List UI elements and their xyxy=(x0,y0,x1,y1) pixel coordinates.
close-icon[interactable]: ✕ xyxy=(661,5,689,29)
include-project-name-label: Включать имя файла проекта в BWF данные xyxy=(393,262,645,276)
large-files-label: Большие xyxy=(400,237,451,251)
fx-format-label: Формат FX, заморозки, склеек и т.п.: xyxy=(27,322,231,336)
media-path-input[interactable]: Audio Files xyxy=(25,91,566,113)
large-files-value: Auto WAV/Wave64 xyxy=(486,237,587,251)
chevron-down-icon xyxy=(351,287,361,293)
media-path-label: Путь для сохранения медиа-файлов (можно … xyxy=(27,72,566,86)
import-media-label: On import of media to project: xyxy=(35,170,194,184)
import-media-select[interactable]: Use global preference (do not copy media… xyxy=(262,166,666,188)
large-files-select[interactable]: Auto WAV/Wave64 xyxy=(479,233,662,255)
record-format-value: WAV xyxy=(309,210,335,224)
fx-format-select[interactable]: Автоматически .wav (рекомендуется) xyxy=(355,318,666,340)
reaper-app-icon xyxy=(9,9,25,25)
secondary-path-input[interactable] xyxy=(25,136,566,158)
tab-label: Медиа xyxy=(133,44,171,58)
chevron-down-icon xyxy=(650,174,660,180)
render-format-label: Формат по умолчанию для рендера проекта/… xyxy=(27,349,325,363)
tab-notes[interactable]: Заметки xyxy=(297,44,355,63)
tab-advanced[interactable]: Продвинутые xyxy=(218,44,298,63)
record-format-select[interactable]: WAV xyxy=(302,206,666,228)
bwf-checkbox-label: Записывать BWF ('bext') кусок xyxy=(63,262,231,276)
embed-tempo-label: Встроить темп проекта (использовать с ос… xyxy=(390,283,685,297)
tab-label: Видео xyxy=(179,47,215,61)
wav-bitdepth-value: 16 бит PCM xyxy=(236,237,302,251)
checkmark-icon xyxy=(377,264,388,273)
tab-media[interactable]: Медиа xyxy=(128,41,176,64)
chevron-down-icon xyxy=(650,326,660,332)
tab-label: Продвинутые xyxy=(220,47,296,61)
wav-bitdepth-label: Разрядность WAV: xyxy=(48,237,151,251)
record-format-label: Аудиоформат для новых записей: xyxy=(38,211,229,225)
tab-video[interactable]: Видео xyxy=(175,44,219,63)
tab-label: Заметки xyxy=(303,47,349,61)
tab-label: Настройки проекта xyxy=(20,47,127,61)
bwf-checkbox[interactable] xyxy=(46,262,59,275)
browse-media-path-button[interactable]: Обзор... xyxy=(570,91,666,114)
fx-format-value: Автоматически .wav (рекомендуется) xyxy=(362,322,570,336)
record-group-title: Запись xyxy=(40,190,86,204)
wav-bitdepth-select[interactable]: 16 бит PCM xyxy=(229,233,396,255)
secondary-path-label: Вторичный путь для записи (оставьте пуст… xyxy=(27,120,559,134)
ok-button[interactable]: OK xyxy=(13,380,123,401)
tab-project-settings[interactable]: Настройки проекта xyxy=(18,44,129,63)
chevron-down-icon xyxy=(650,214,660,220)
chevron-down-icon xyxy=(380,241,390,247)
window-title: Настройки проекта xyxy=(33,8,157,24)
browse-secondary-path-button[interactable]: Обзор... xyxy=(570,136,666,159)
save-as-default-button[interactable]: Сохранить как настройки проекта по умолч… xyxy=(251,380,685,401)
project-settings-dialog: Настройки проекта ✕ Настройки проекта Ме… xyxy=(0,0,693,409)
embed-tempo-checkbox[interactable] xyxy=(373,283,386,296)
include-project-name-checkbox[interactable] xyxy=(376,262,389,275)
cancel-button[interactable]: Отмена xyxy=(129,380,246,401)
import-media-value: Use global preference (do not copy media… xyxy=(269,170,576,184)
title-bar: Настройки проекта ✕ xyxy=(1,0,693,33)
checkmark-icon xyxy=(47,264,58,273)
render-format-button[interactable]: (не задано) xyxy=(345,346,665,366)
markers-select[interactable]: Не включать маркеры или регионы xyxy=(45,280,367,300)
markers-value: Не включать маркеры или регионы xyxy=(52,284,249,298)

| What the task asks |
Recast the data above as a Markdown table with two columns, Row and Line. Each nonblank line gets its own row and number.

| Exercise output |
| Row | Line |
|---|---|
| 1 | List UI elements and their xyxy=(x0,y0,x1,y1) pixel coordinates. |
| 2 | close-icon[interactable]: ✕ xyxy=(661,5,689,29) |
| 3 | include-project-name-label: Включать имя файла проекта в BWF данные xyxy=(393,262,645,276) |
| 4 | large-files-label: Большие xyxy=(400,237,451,251) |
| 5 | fx-format-label: Формат FX, заморозки, склеек и т.п.: xyxy=(27,322,231,336) |
| 6 | media-path-input[interactable]: Audio Files xyxy=(25,91,566,113) |
| 7 | large-files-value: Auto WAV/Wave64 xyxy=(486,237,587,251) |
| 8 | chevron-down-icon xyxy=(351,287,361,293) |
| 9 | media-path-label: Путь для сохранения медиа-файлов (можно … xyxy=(27,72,566,86) |
| 10 | import-media-label: On import of media to project: xyxy=(35,170,194,184) |
| 11 | import-media-select[interactable]: Use global preference (do not copy media… xyxy=(262,166,666,188) |
| 12 | large-files-select[interactable]: Auto WAV/Wave64 xyxy=(479,233,662,255) |
| 13 | record-format-value: WAV xyxy=(309,210,335,224) |
| 14 | fx-format-select[interactable]: Автоматически .wav (рекомендуется) xyxy=(355,318,666,340) |
| 15 | reaper-app-icon xyxy=(9,9,25,25) |
| 16 | secondary-path-input[interactable] xyxy=(25,136,566,158) |
| 17 | tab-label: Медиа xyxy=(133,44,171,58) |
| 18 | chevron-down-icon xyxy=(650,174,660,180) |
| 19 | render-format-label: Формат по умолчанию для рендера проекта/… xyxy=(27,349,325,363) |
| 20 | tab-notes[interactable]: Заметки xyxy=(297,44,355,63) |
| 21 | tab-advanced[interactable]: Продвинутые xyxy=(218,44,298,63) |
| 22 | record-format-select[interactable]: WAV xyxy=(302,206,666,228) |
| 23 | bwf-checkbox-label: Записывать BWF ('bext') кусок xyxy=(63,262,231,276) |
| 24 | embed-tempo-label: Встроить темп проекта (использовать с ос… xyxy=(390,283,685,297) |
| 25 | tab-label: Видео xyxy=(179,47,215,61) |
| 26 | wav-bitdepth-value: 16 бит PCM xyxy=(236,237,302,251) |
| 27 | checkmark-icon xyxy=(377,264,388,273) |
| 28 | tab-media[interactable]: Медиа xyxy=(128,41,176,64) |
| 29 | chevron-down-icon xyxy=(650,326,660,332) |
| 30 | tab-label: Продвинутые xyxy=(220,47,296,61) |
| 31 | wav-bitdepth-label: Разрядность WAV: xyxy=(48,237,151,251) |
| 32 | record-format-label: Аудиоформат для новых записей: xyxy=(38,211,229,225) |
| 33 | tab-video[interactable]: Видео xyxy=(175,44,219,63) |
| 34 | tab-label: Заметки xyxy=(303,47,349,61) |
| 35 | tab-label: Настройки проекта xyxy=(20,47,127,61) |
| 36 | bwf-checkbox[interactable] xyxy=(46,262,59,275) |
| 37 | browse-media-path-button[interactable]: Обзор... xyxy=(570,91,666,114) |
| 38 | fx-format-value: Автоматически .wav (рекомендуется) xyxy=(362,322,570,336) |
| 39 | record-group-title: Запись xyxy=(40,190,86,204) |
| 40 | wav-bitdepth-select[interactable]: 16 бит PCM xyxy=(229,233,396,255) |
| 41 | secondary-path-label: Вторичный путь для записи (оставьте пуст… xyxy=(27,120,559,134) |
| 42 | ok-button[interactable]: OK xyxy=(13,380,123,401) |
| 43 | tab-project-settings[interactable]: Настройки проекта xyxy=(18,44,129,63) |
| 44 | chevron-down-icon xyxy=(650,214,660,220) |
| 45 | chevron-down-icon xyxy=(380,241,390,247) |
| 46 | window-title: Настройки проекта xyxy=(33,8,157,24) |
| 47 | browse-secondary-path-button[interactable]: Обзор... xyxy=(570,136,666,159) |
| 48 | save-as-default-button[interactable]: Сохранить как настройки проекта по умолч… xyxy=(251,380,685,401) |
| 49 | project-settings-dialog: Настройки проекта ✕ Настройки проекта Ме… xyxy=(0,0,693,409) |
| 50 | embed-tempo-checkbox[interactable] xyxy=(373,283,386,296) |
| 51 | include-project-name-checkbox[interactable] xyxy=(376,262,389,275) |
| 52 | cancel-button[interactable]: Отмена xyxy=(129,380,246,401) |
| 53 | import-media-value: Use global preference (do not copy media… xyxy=(269,170,576,184) |
| 54 | title-bar: Настройки проекта ✕ xyxy=(1,0,693,33) |
| 55 | checkmark-icon xyxy=(47,264,58,273) |
| 56 | render-format-button[interactable]: (не задано) xyxy=(345,346,665,366) |
| 57 | markers-select[interactable]: Не включать маркеры или регионы xyxy=(45,280,367,300) |
| 58 | markers-value: Не включать маркеры или регионы xyxy=(52,284,249,298) |